#### DIRECTIONS
Extract every line that includes the string "name".

Data records
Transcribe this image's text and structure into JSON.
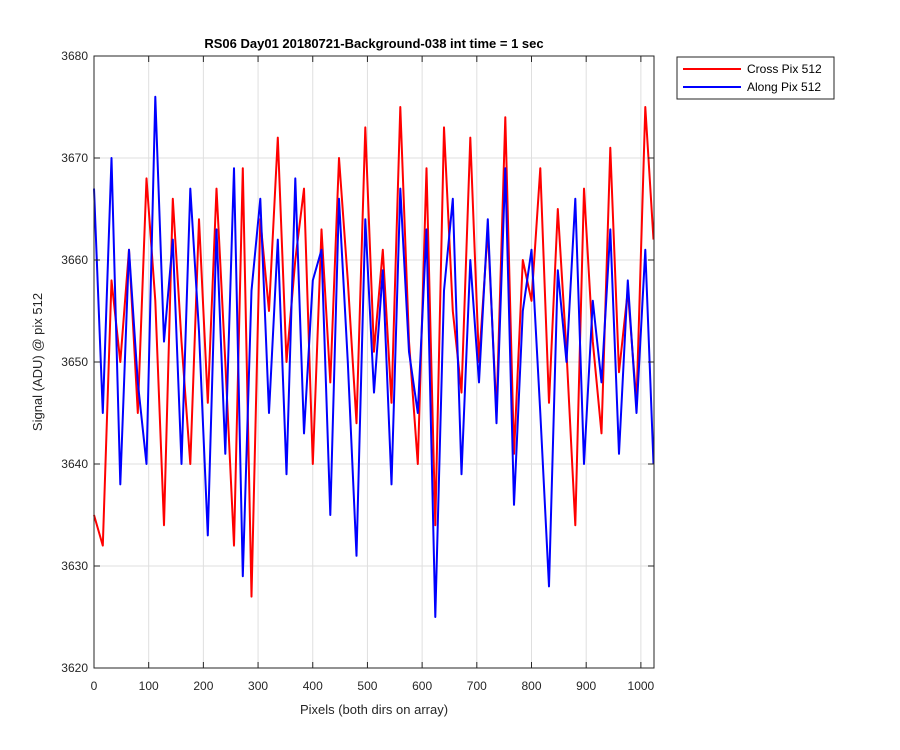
{
  "chart_data": {
    "type": "line",
    "title": "RS06 Day01 20180721-Background-038 int time = 1 sec",
    "xlabel": "Pixels (both dirs on array)",
    "ylabel": "Signal (ADU) @ pix 512",
    "xlim": [
      0,
      1024
    ],
    "ylim": [
      3620,
      3680
    ],
    "xticks": [
      "0",
      "100",
      "200",
      "300",
      "400",
      "500",
      "600",
      "700",
      "800",
      "900",
      "1000"
    ],
    "yticks": [
      "3620",
      "3630",
      "3640",
      "3650",
      "3660",
      "3670",
      "3680"
    ],
    "grid": true,
    "legend_position": "outside-top-right",
    "series": [
      {
        "name": "Cross Pix 512",
        "color": "#ff0000",
        "x": [
          0,
          16,
          32,
          48,
          64,
          80,
          96,
          112,
          128,
          144,
          160,
          176,
          192,
          208,
          224,
          240,
          256,
          272,
          288,
          304,
          320,
          336,
          352,
          368,
          384,
          400,
          416,
          432,
          448,
          464,
          480,
          496,
          512,
          528,
          544,
          560,
          576,
          592,
          608,
          624,
          640,
          656,
          672,
          688,
          704,
          720,
          736,
          752,
          768,
          784,
          800,
          816,
          832,
          848,
          864,
          880,
          896,
          912,
          928,
          944,
          960,
          976,
          992,
          1008,
          1023
        ],
        "values": [
          3635,
          3632,
          3658,
          3650,
          3661,
          3645,
          3668,
          3656,
          3634,
          3666,
          3652,
          3640,
          3664,
          3646,
          3667,
          3650,
          3632,
          3669,
          3627,
          3664,
          3655,
          3672,
          3650,
          3660,
          3667,
          3640,
          3663,
          3648,
          3670,
          3658,
          3644,
          3673,
          3651,
          3661,
          3646,
          3675,
          3652,
          3640,
          3669,
          3634,
          3673,
          3655,
          3647,
          3672,
          3650,
          3663,
          3645,
          3674,
          3641,
          3660,
          3656,
          3669,
          3646,
          3665,
          3651,
          3634,
          3667,
          3652,
          3643,
          3671,
          3649,
          3657,
          3646,
          3675,
          3662
        ]
      },
      {
        "name": "Along Pix 512",
        "color": "#0000ff",
        "x": [
          0,
          16,
          32,
          48,
          64,
          80,
          96,
          112,
          128,
          144,
          160,
          176,
          192,
          208,
          224,
          240,
          256,
          272,
          288,
          304,
          320,
          336,
          352,
          368,
          384,
          400,
          416,
          432,
          448,
          464,
          480,
          496,
          512,
          528,
          544,
          560,
          576,
          592,
          608,
          624,
          640,
          656,
          672,
          688,
          704,
          720,
          736,
          752,
          768,
          784,
          800,
          816,
          832,
          848,
          864,
          880,
          896,
          912,
          928,
          944,
          960,
          976,
          992,
          1008,
          1023
        ],
        "values": [
          3667,
          3645,
          3670,
          3638,
          3661,
          3648,
          3640,
          3676,
          3652,
          3662,
          3640,
          3667,
          3653,
          3633,
          3663,
          3641,
          3669,
          3629,
          3657,
          3666,
          3645,
          3662,
          3639,
          3668,
          3643,
          3658,
          3661,
          3635,
          3666,
          3650,
          3631,
          3664,
          3647,
          3659,
          3638,
          3667,
          3651,
          3645,
          3663,
          3625,
          3657,
          3666,
          3639,
          3660,
          3648,
          3664,
          3644,
          3669,
          3636,
          3655,
          3661,
          3645,
          3628,
          3659,
          3650,
          3666,
          3640,
          3656,
          3648,
          3663,
          3641,
          3658,
          3645,
          3661,
          3640
        ]
      }
    ]
  }
}
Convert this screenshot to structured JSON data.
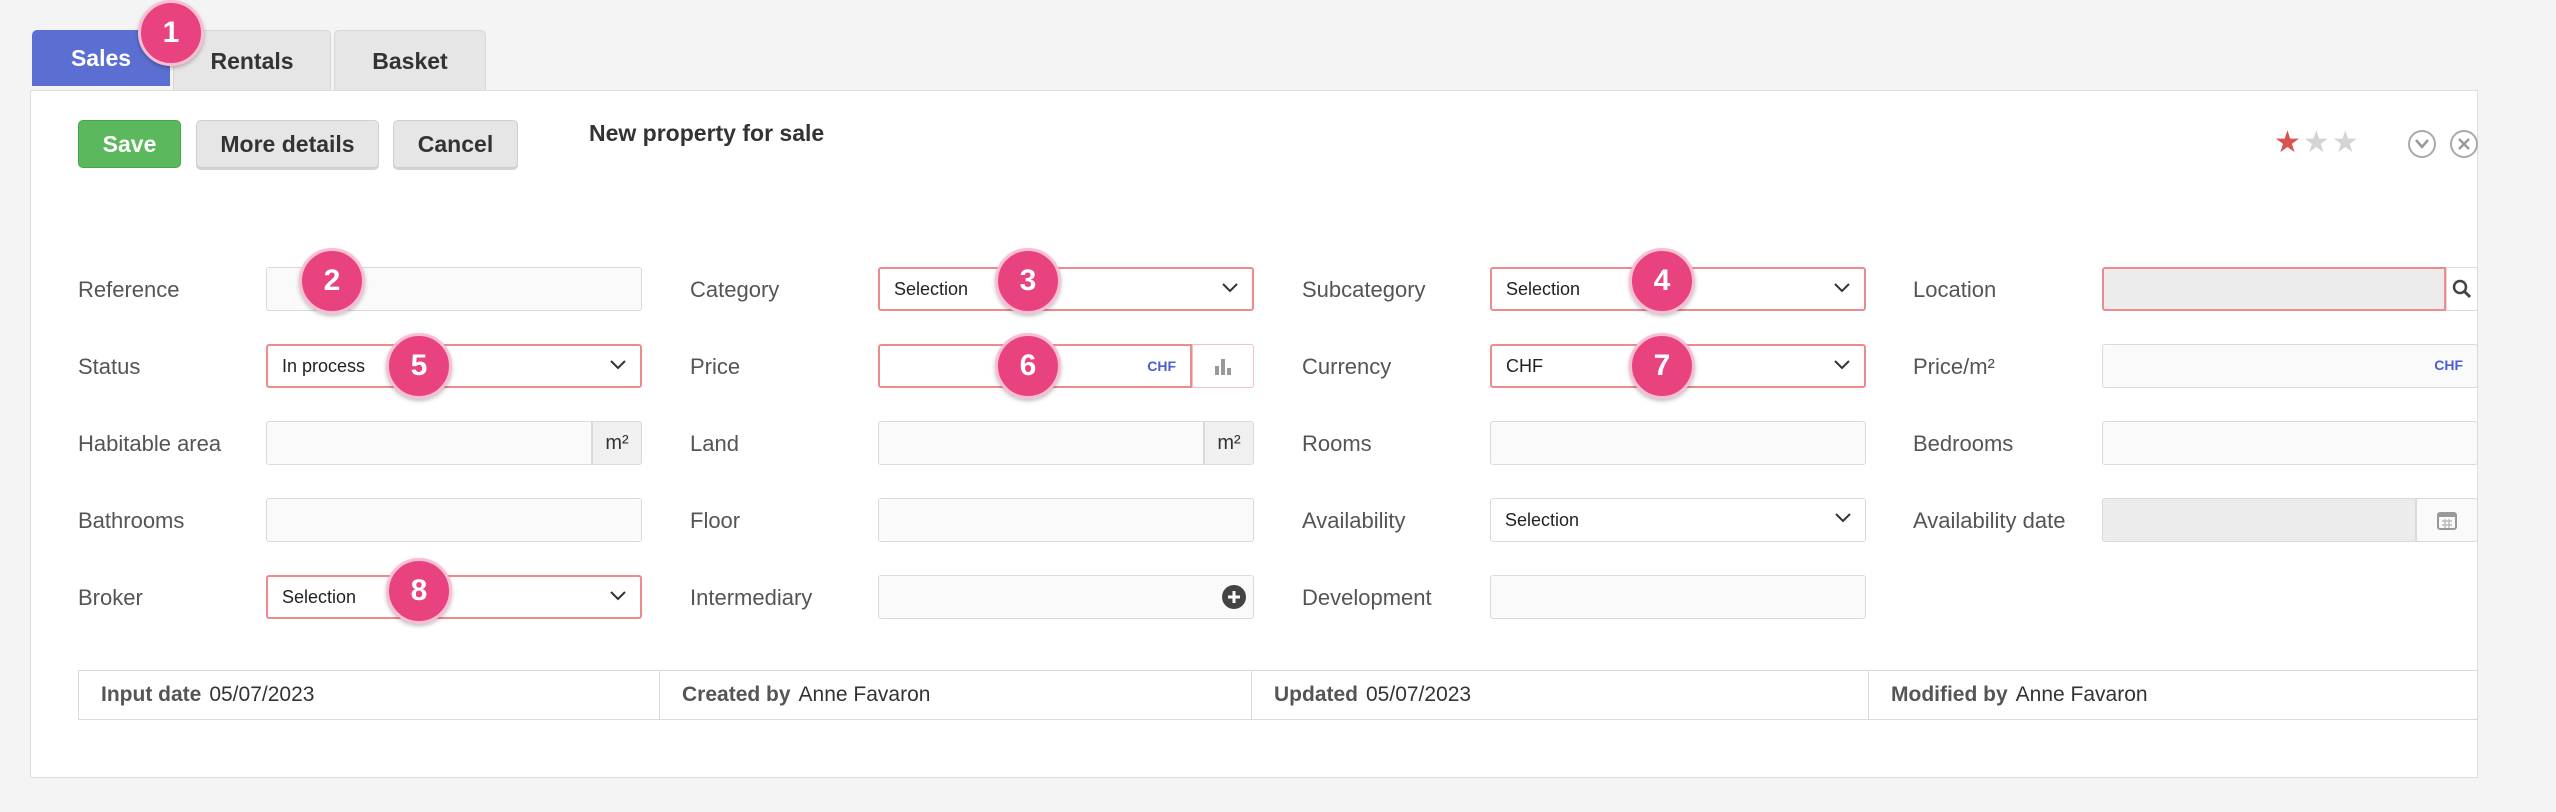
{
  "tabs": [
    "Sales",
    "Rentals",
    "Basket"
  ],
  "toolbar": {
    "save": "Save",
    "more_details": "More details",
    "cancel": "Cancel",
    "form_title": "New property for sale",
    "rating": 1,
    "rating_max": 3
  },
  "fields": {
    "reference": {
      "label": "Reference",
      "value": ""
    },
    "category": {
      "label": "Category",
      "value": "Selection"
    },
    "subcategory": {
      "label": "Subcategory",
      "value": "Selection"
    },
    "location": {
      "label": "Location",
      "value": ""
    },
    "status": {
      "label": "Status",
      "value": "In process"
    },
    "price": {
      "label": "Price",
      "value": "",
      "unit": "CHF"
    },
    "currency": {
      "label": "Currency",
      "value": "CHF"
    },
    "price_m2": {
      "label": "Price/m²",
      "value": "",
      "unit": "CHF"
    },
    "habitable_area": {
      "label": "Habitable area",
      "value": "",
      "unit": "m²"
    },
    "land": {
      "label": "Land",
      "value": "",
      "unit": "m²"
    },
    "rooms": {
      "label": "Rooms",
      "value": ""
    },
    "bedrooms": {
      "label": "Bedrooms",
      "value": ""
    },
    "bathrooms": {
      "label": "Bathrooms",
      "value": ""
    },
    "floor": {
      "label": "Floor",
      "value": ""
    },
    "availability": {
      "label": "Availability",
      "value": "Selection"
    },
    "availability_date": {
      "label": "Availability date",
      "value": ""
    },
    "broker": {
      "label": "Broker",
      "value": "Selection"
    },
    "intermediary": {
      "label": "Intermediary",
      "value": ""
    },
    "development": {
      "label": "Development",
      "value": ""
    }
  },
  "footer": {
    "input_date_label": "Input date",
    "input_date": "05/07/2023",
    "created_by_label": "Created by",
    "created_by": "Anne Favaron",
    "updated_label": "Updated",
    "updated": "05/07/2023",
    "modified_by_label": "Modified by",
    "modified_by": "Anne Favaron"
  },
  "markers": [
    "1",
    "2",
    "3",
    "4",
    "5",
    "6",
    "7",
    "8"
  ],
  "colors": {
    "tab_active": "#5a6fd1",
    "save": "#5cb85c",
    "marker": "#e8437e",
    "highlight_border": "#f08a8f",
    "star_on": "#d9534f"
  }
}
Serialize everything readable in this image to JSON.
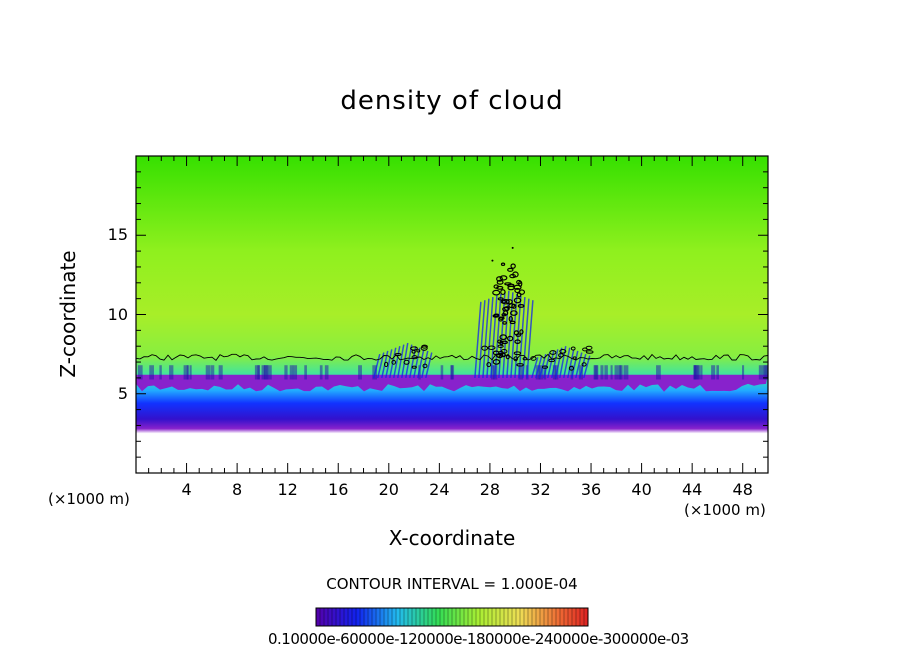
{
  "chart_data": {
    "type": "heatmap",
    "title": "density of cloud",
    "xlabel": "X-coordinate",
    "ylabel": "Z-coordinate",
    "x_unit_label": "(×1000 m)",
    "xlim": [
      0,
      50
    ],
    "ylim": [
      0,
      20
    ],
    "x_ticks": [
      4,
      8,
      12,
      16,
      20,
      24,
      28,
      32,
      36,
      40,
      44,
      48
    ],
    "y_ticks": [
      5,
      10,
      15
    ],
    "contour_interval_label": "CONTOUR INTERVAL = 1.000E-04",
    "colorbar_labels": "0.10000e-60000e-120000e-180000e-240000e-300000e-03",
    "cloud_base_z": 5.5,
    "cloud_layer_top_z": 7.3,
    "cloud_top_z": 19.8,
    "convective_cells": [
      {
        "x": 21.5,
        "z": 7.2
      },
      {
        "x": 29.5,
        "z": 10.5
      },
      {
        "x": 34.0,
        "z": 7.0
      }
    ],
    "grid": false
  },
  "colors": {
    "green_top": "#33dd00",
    "yellow_green": "#99ee22",
    "cyan": "#22ddcc",
    "blue": "#1133ff",
    "purple": "#7722cc"
  }
}
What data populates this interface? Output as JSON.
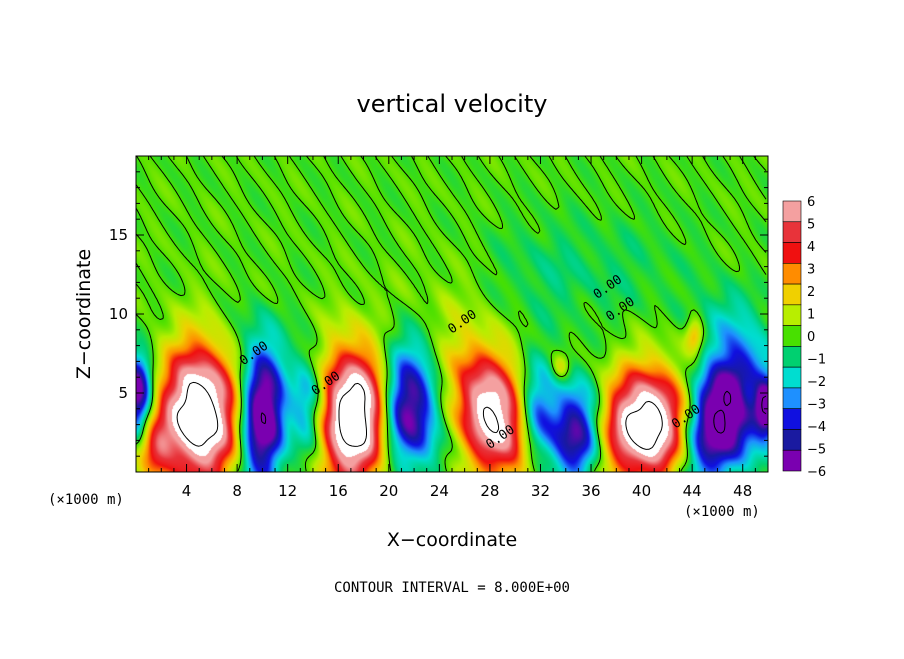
{
  "chart_data": {
    "type": "heatmap",
    "title": "vertical velocity",
    "xlabel": "X−coordinate",
    "ylabel": "Z−coordinate",
    "x_unit_left": "(×1000 m)",
    "x_unit_right": "(×1000 m)",
    "xlim": [
      0,
      50
    ],
    "ylim": [
      0,
      20
    ],
    "x_ticks": [
      4,
      8,
      12,
      16,
      20,
      24,
      28,
      32,
      36,
      40,
      44,
      48
    ],
    "y_ticks": [
      5,
      10,
      15
    ],
    "colorbar": {
      "levels": [
        6,
        5,
        4,
        3,
        2,
        1,
        0,
        -1,
        -2,
        -3,
        -4,
        -5,
        -6
      ],
      "labels": [
        "6",
        "5",
        "4",
        "3",
        "2",
        "1",
        "0",
        "−1",
        "−2",
        "−3",
        "−4",
        "−5",
        "−6"
      ],
      "colors": [
        "#f4a0a0",
        "#e8333a",
        "#f01010",
        "#ff8c00",
        "#f0d000",
        "#b8ee00",
        "#48e000",
        "#00d070",
        "#00ddd0",
        "#1e90ff",
        "#1010e0",
        "#1a1aa0",
        "#7a00b0"
      ]
    },
    "contour_labels": [
      {
        "text": "0.00",
        "x": 26,
        "y": 9.3
      },
      {
        "text": "0.00",
        "x": 37.5,
        "y": 11.5
      },
      {
        "text": "0.00",
        "x": 38.5,
        "y": 10.1
      },
      {
        "text": "0.00",
        "x": 15.2,
        "y": 5.4
      },
      {
        "text": "0.00",
        "x": 29,
        "y": 2.0
      },
      {
        "text": "0.00",
        "x": 43.7,
        "y": 3.3
      },
      {
        "text": "0.00",
        "x": 9.5,
        "y": 7.3
      }
    ],
    "cells": [
      {
        "x": 5.0,
        "y": 3.6,
        "v": 10,
        "sx": 2.1,
        "sy": 3.0
      },
      {
        "x": 17.3,
        "y": 3.5,
        "v": 10,
        "sx": 2.0,
        "sy": 3.0
      },
      {
        "x": 28.2,
        "y": 3.6,
        "v": 8,
        "sx": 2.0,
        "sy": 2.8,
        "tilt": 0.25
      },
      {
        "x": 40.6,
        "y": 2.9,
        "v": 10,
        "sx": 2.5,
        "sy": 2.4
      },
      {
        "x": 10.0,
        "y": 3.6,
        "v": -8,
        "sx": 1.2,
        "sy": 3.0
      },
      {
        "x": 21.5,
        "y": 3.9,
        "v": -7,
        "sx": 1.6,
        "sy": 2.6
      },
      {
        "x": 34.8,
        "y": 2.5,
        "v": -6,
        "sx": 1.5,
        "sy": 2.2
      },
      {
        "x": 46.3,
        "y": 3.6,
        "v": -9,
        "sx": 2.2,
        "sy": 2.8,
        "tilt": -0.3
      },
      {
        "x": 13.6,
        "y": 4.2,
        "v": -4,
        "sx": 1.0,
        "sy": 2.3
      },
      {
        "x": 31.7,
        "y": 3.5,
        "v": -4,
        "sx": 1.0,
        "sy": 2.3
      },
      {
        "x": 0.1,
        "y": 5.0,
        "v": -7,
        "sx": 0.8,
        "sy": 1.7
      },
      {
        "x": 49.9,
        "y": 4.0,
        "v": -6,
        "sx": 0.6,
        "sy": 1.2
      },
      {
        "x": 1.5,
        "y": 1.6,
        "v": 3,
        "sx": 0.9,
        "sy": 1.3
      },
      {
        "x": 44.2,
        "y": 8.6,
        "v": 3,
        "sx": 0.5,
        "sy": 0.8
      },
      {
        "x": 33.6,
        "y": 6.6,
        "v": 2,
        "sx": 0.5,
        "sy": 0.6
      },
      {
        "x": 48.2,
        "y": 4.8,
        "v": 1.5,
        "sx": 0.7,
        "sy": 0.8
      },
      {
        "x": 25.0,
        "y": 10.2,
        "v": 0.5,
        "sx": 3.0,
        "sy": 2.5
      },
      {
        "x": 32.0,
        "y": 12.5,
        "v": -0.8,
        "sx": 3.5,
        "sy": 2.5
      },
      {
        "x": 39.5,
        "y": 13.0,
        "v": -0.6,
        "sx": 4.0,
        "sy": 2.5
      },
      {
        "x": 46.5,
        "y": 9.8,
        "v": -1.3,
        "sx": 1.6,
        "sy": 1.5
      },
      {
        "x": 8.0,
        "y": 9.0,
        "v": -0.5,
        "sx": 2.0,
        "sy": 1.2
      },
      {
        "x": 20.0,
        "y": 8.0,
        "v": -0.6,
        "sx": 2.0,
        "sy": 1.2
      }
    ]
  },
  "footer": {
    "contour_interval": "CONTOUR INTERVAL = 8.000E+00"
  }
}
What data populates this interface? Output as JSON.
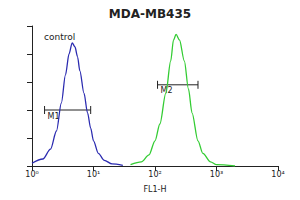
{
  "chart_data": {
    "type": "line",
    "title": "MDA-MB435",
    "x_label": "FL1-H",
    "log": "x",
    "grid": false,
    "tick_labels": "x",
    "xlim": [
      1,
      10000
    ],
    "xticks": [
      {
        "value": 1,
        "label": "10⁰"
      },
      {
        "value": 10,
        "label": "10¹"
      },
      {
        "value": 100,
        "label": "10²"
      },
      {
        "value": 1000,
        "label": "10³"
      },
      {
        "value": 10000,
        "label": "10⁴"
      }
    ],
    "ylim": [
      0,
      100
    ],
    "yticks": [
      0,
      20,
      40,
      60,
      80,
      100
    ],
    "annotations": [
      "control"
    ],
    "series": [
      {
        "color": "#2b2bb0",
        "x": [
          1,
          1.5,
          2,
          2.5,
          3,
          3.5,
          4,
          4.5,
          5,
          5.5,
          6,
          7,
          8,
          9,
          10,
          12,
          15,
          20,
          30
        ],
        "values": [
          2,
          5,
          12,
          25,
          45,
          65,
          80,
          88,
          85,
          78,
          68,
          52,
          38,
          27,
          18,
          9,
          4,
          1.5,
          0.5
        ]
      },
      {
        "color": "#33cc33",
        "x": [
          40,
          60,
          80,
          100,
          120,
          150,
          180,
          200,
          220,
          250,
          300,
          350,
          400,
          500,
          600,
          800,
          1000,
          2000
        ],
        "values": [
          1,
          3,
          8,
          18,
          30,
          52,
          75,
          90,
          94,
          90,
          75,
          55,
          38,
          18,
          9,
          3,
          1,
          0
        ]
      }
    ],
    "markers": [
      {
        "label": "M1",
        "range": [
          1.6,
          9
        ],
        "y": 40
      },
      {
        "label": "M2",
        "range": [
          110,
          500
        ],
        "y": 58
      }
    ]
  }
}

#### EXERCISE ANSWER
        "name": "Cross Pix 512",
        "name": "Along Pix 512",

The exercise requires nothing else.